Dataset records
• • • • • • •
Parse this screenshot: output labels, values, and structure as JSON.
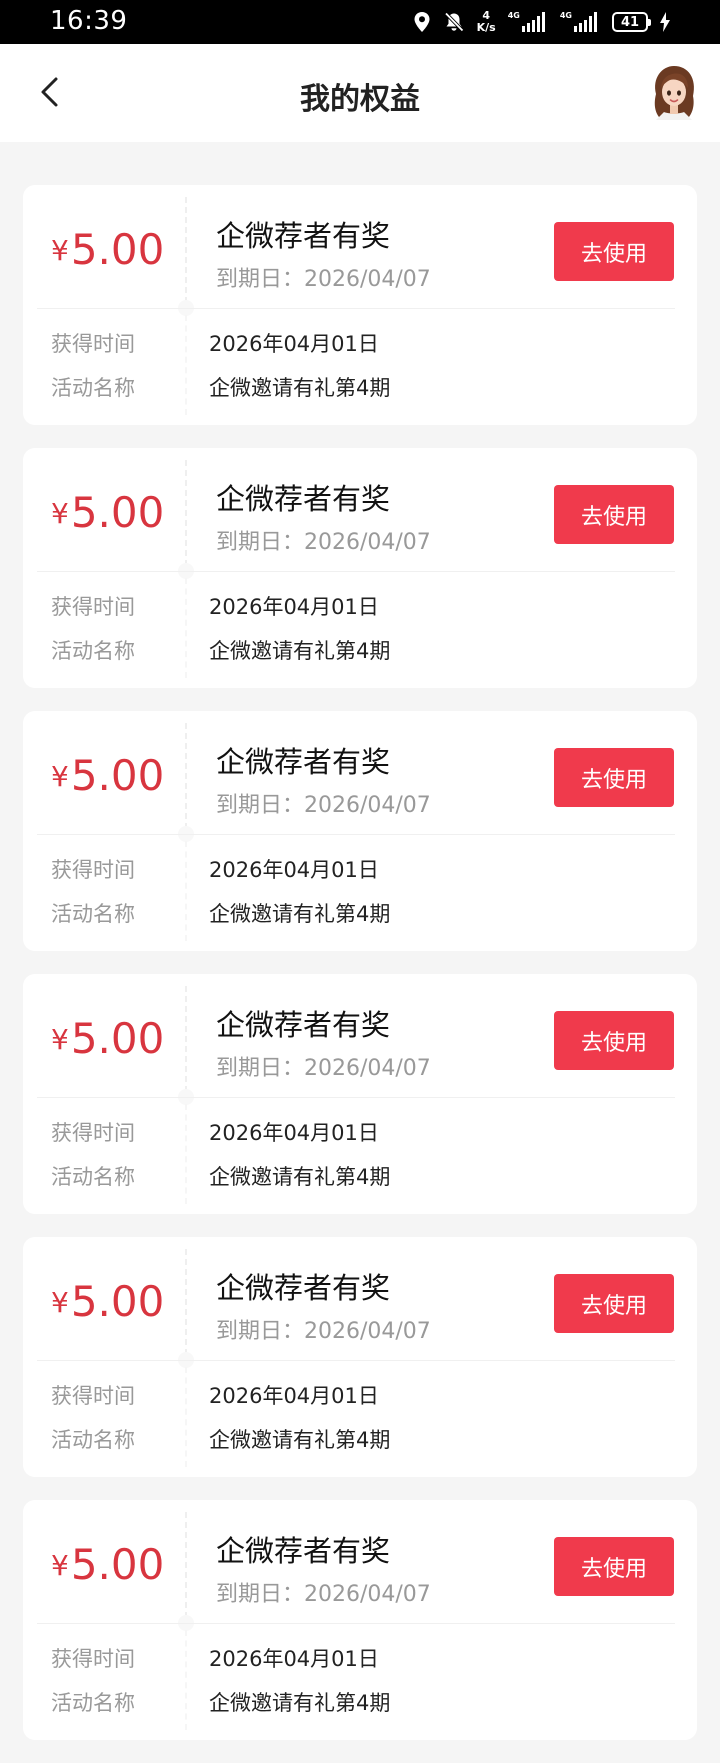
{
  "status_bar": {
    "time": "16:39",
    "net_speed_value": "4",
    "net_speed_unit": "K/s",
    "sim1_label": "4G",
    "sim2_label": "4G",
    "battery": "41",
    "icons": [
      "location-icon",
      "bell-muted-icon",
      "signal-icon",
      "battery-icon",
      "charging-icon"
    ]
  },
  "header": {
    "title": "我的权益",
    "back_icon": "chevron-left-icon",
    "avatar_icon": "avatar"
  },
  "coupons": [
    {
      "currency": "¥",
      "amount": "5.00",
      "name": "企微荐者有奖",
      "expiry": "到期日：2026/04/07",
      "button": "去使用",
      "label_time": "获得时间",
      "time": "2026年04月01日",
      "label_activity": "活动名称",
      "activity": "企微邀请有礼第4期"
    },
    {
      "currency": "¥",
      "amount": "5.00",
      "name": "企微荐者有奖",
      "expiry": "到期日：2026/04/07",
      "button": "去使用",
      "label_time": "获得时间",
      "time": "2026年04月01日",
      "label_activity": "活动名称",
      "activity": "企微邀请有礼第4期"
    },
    {
      "currency": "¥",
      "amount": "5.00",
      "name": "企微荐者有奖",
      "expiry": "到期日：2026/04/07",
      "button": "去使用",
      "label_time": "获得时间",
      "time": "2026年04月01日",
      "label_activity": "活动名称",
      "activity": "企微邀请有礼第4期"
    },
    {
      "currency": "¥",
      "amount": "5.00",
      "name": "企微荐者有奖",
      "expiry": "到期日：2026/04/07",
      "button": "去使用",
      "label_time": "获得时间",
      "time": "2026年04月01日",
      "label_activity": "活动名称",
      "activity": "企微邀请有礼第4期"
    },
    {
      "currency": "¥",
      "amount": "5.00",
      "name": "企微荐者有奖",
      "expiry": "到期日：2026/04/07",
      "button": "去使用",
      "label_time": "获得时间",
      "time": "2026年04月01日",
      "label_activity": "活动名称",
      "activity": "企微邀请有礼第4期"
    },
    {
      "currency": "¥",
      "amount": "5.00",
      "name": "企微荐者有奖",
      "expiry": "到期日：2026/04/07",
      "button": "去使用",
      "label_time": "获得时间",
      "time": "2026年04月01日",
      "label_activity": "活动名称",
      "activity": "企微邀请有礼第4期"
    }
  ],
  "colors": {
    "accent_red": "#d8353f",
    "button_red": "#f03a4c",
    "page_bg": "#f5f5f5"
  }
}
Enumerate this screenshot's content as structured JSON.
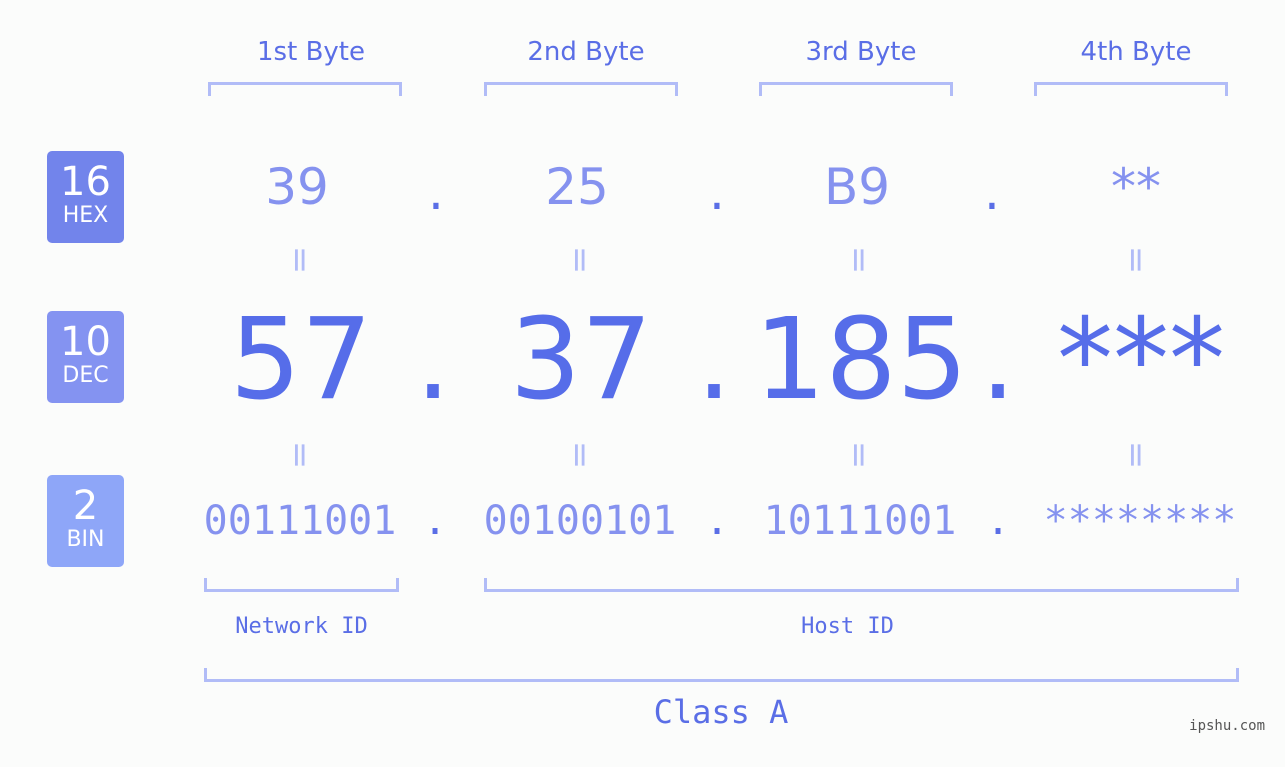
{
  "colors": {
    "hex_badge": "#7284eb",
    "dec_badge": "#8493f1",
    "bin_badge": "#8ea6f8",
    "accent": "#566de9",
    "muted": "#8592ef",
    "bracket": "#b1bcf7"
  },
  "headers": [
    "1st Byte",
    "2nd Byte",
    "3rd Byte",
    "4th Byte"
  ],
  "badges": {
    "hex": {
      "num": "16",
      "label": "HEX"
    },
    "dec": {
      "num": "10",
      "label": "DEC"
    },
    "bin": {
      "num": "2",
      "label": "BIN"
    }
  },
  "hex": [
    "39",
    "25",
    "B9",
    "**"
  ],
  "dec": [
    "57",
    "37",
    "185",
    "***"
  ],
  "bin": [
    "00111001",
    "00100101",
    "10111001",
    "********"
  ],
  "separator": ".",
  "equals": "=",
  "network_id_label": "Network ID",
  "host_id_label": "Host ID",
  "class_label": "Class A",
  "brand": "ipshu.com"
}
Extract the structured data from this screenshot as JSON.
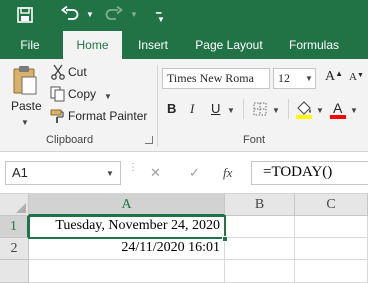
{
  "qat": {
    "save_icon": "save-icon",
    "undo_icon": "undo-icon",
    "redo_icon": "redo-icon",
    "customize_icon": "customize-qat-icon"
  },
  "tabs": [
    {
      "label": "File",
      "active": false
    },
    {
      "label": "Home",
      "active": true
    },
    {
      "label": "Insert",
      "active": false
    },
    {
      "label": "Page Layout",
      "active": false
    },
    {
      "label": "Formulas",
      "active": false
    }
  ],
  "clipboard": {
    "paste_label": "Paste",
    "cut_label": "Cut",
    "copy_label": "Copy",
    "format_painter_label": "Format Painter",
    "group_label": "Clipboard"
  },
  "font": {
    "name": "Times New Roma",
    "size": "12",
    "bold_label": "B",
    "italic_label": "I",
    "underline_label": "U",
    "font_color_label": "A",
    "group_label": "Font",
    "highlight_color": "#ffff00",
    "font_color": "#ff0000"
  },
  "formula_bar": {
    "name_box": "A1",
    "cancel_symbol": "✕",
    "enter_symbol": "✓",
    "fx_label": "fx",
    "formula": "=TODAY()"
  },
  "grid": {
    "columns": [
      "A",
      "B",
      "C"
    ],
    "rows": [
      "1",
      "2"
    ],
    "cells": {
      "A1": "Tuesday, November 24, 2020",
      "A2": "24/11/2020 16:01"
    },
    "selected_cell": "A1"
  },
  "colors": {
    "accent": "#217346",
    "selection": "#217346"
  }
}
• • • • • • •
Extract the entries in full, exactly as they are, minus the pictures.

**RESULT:**
Parse this screenshot: output labels, values, and structure as JSON.
{
  "status_bar": {
    "time": "16:39",
    "net_speed_value": "4",
    "net_speed_unit": "K/s",
    "sim1_label": "4G",
    "sim2_label": "4G",
    "battery": "41",
    "icons": [
      "location-icon",
      "bell-muted-icon",
      "signal-icon",
      "battery-icon",
      "charging-icon"
    ]
  },
  "header": {
    "title": "我的权益",
    "back_icon": "chevron-left-icon",
    "avatar_icon": "avatar"
  },
  "coupons": [
    {
      "currency": "¥",
      "amount": "5.00",
      "name": "企微荐者有奖",
      "expiry": "到期日：2026/04/07",
      "button": "去使用",
      "label_time": "获得时间",
      "time": "2026年04月01日",
      "label_activity": "活动名称",
      "activity": "企微邀请有礼第4期"
    },
    {
      "currency": "¥",
      "amount": "5.00",
      "name": "企微荐者有奖",
      "expiry": "到期日：2026/04/07",
      "button": "去使用",
      "label_time": "获得时间",
      "time": "2026年04月01日",
      "label_activity": "活动名称",
      "activity": "企微邀请有礼第4期"
    },
    {
      "currency": "¥",
      "amount": "5.00",
      "name": "企微荐者有奖",
      "expiry": "到期日：2026/04/07",
      "button": "去使用",
      "label_time": "获得时间",
      "time": "2026年04月01日",
      "label_activity": "活动名称",
      "activity": "企微邀请有礼第4期"
    },
    {
      "currency": "¥",
      "amount": "5.00",
      "name": "企微荐者有奖",
      "expiry": "到期日：2026/04/07",
      "button": "去使用",
      "label_time": "获得时间",
      "time": "2026年04月01日",
      "label_activity": "活动名称",
      "activity": "企微邀请有礼第4期"
    },
    {
      "currency": "¥",
      "amount": "5.00",
      "name": "企微荐者有奖",
      "expiry": "到期日：2026/04/07",
      "button": "去使用",
      "label_time": "获得时间",
      "time": "2026年04月01日",
      "label_activity": "活动名称",
      "activity": "企微邀请有礼第4期"
    },
    {
      "currency": "¥",
      "amount": "5.00",
      "name": "企微荐者有奖",
      "expiry": "到期日：2026/04/07",
      "button": "去使用",
      "label_time": "获得时间",
      "time": "2026年04月01日",
      "label_activity": "活动名称",
      "activity": "企微邀请有礼第4期"
    }
  ],
  "colors": {
    "accent_red": "#d8353f",
    "button_red": "#f03a4c",
    "page_bg": "#f5f5f5"
  }
}
Enumerate this screenshot's content as structured JSON.
{
  "colors": {
    "hex_badge": "#7284eb",
    "dec_badge": "#8493f1",
    "bin_badge": "#8ea6f8",
    "accent": "#566de9",
    "muted": "#8592ef",
    "bracket": "#b1bcf7"
  },
  "headers": [
    "1st Byte",
    "2nd Byte",
    "3rd Byte",
    "4th Byte"
  ],
  "badges": {
    "hex": {
      "num": "16",
      "label": "HEX"
    },
    "dec": {
      "num": "10",
      "label": "DEC"
    },
    "bin": {
      "num": "2",
      "label": "BIN"
    }
  },
  "hex": [
    "39",
    "25",
    "B9",
    "**"
  ],
  "dec": [
    "57",
    "37",
    "185",
    "***"
  ],
  "bin": [
    "00111001",
    "00100101",
    "10111001",
    "********"
  ],
  "separator": ".",
  "equals": "=",
  "network_id_label": "Network ID",
  "host_id_label": "Host ID",
  "class_label": "Class A",
  "brand": "ipshu.com"
}
Extract the structured data from this screenshot as JSON.
{
  "qat": {
    "save_icon": "save-icon",
    "undo_icon": "undo-icon",
    "redo_icon": "redo-icon",
    "customize_icon": "customize-qat-icon"
  },
  "tabs": [
    {
      "label": "File",
      "active": false
    },
    {
      "label": "Home",
      "active": true
    },
    {
      "label": "Insert",
      "active": false
    },
    {
      "label": "Page Layout",
      "active": false
    },
    {
      "label": "Formulas",
      "active": false
    }
  ],
  "clipboard": {
    "paste_label": "Paste",
    "cut_label": "Cut",
    "copy_label": "Copy",
    "format_painter_label": "Format Painter",
    "group_label": "Clipboard"
  },
  "font": {
    "name": "Times New Roma",
    "size": "12",
    "bold_label": "B",
    "italic_label": "I",
    "underline_label": "U",
    "font_color_label": "A",
    "group_label": "Font",
    "highlight_color": "#ffff00",
    "font_color": "#ff0000"
  },
  "formula_bar": {
    "name_box": "A1",
    "cancel_symbol": "✕",
    "enter_symbol": "✓",
    "fx_label": "fx",
    "formula": "=TODAY()"
  },
  "grid": {
    "columns": [
      "A",
      "B",
      "C"
    ],
    "rows": [
      "1",
      "2"
    ],
    "cells": {
      "A1": "Tuesday, November 24, 2020",
      "A2": "24/11/2020 16:01"
    },
    "selected_cell": "A1"
  },
  "colors": {
    "accent": "#217346",
    "selection": "#217346"
  }
}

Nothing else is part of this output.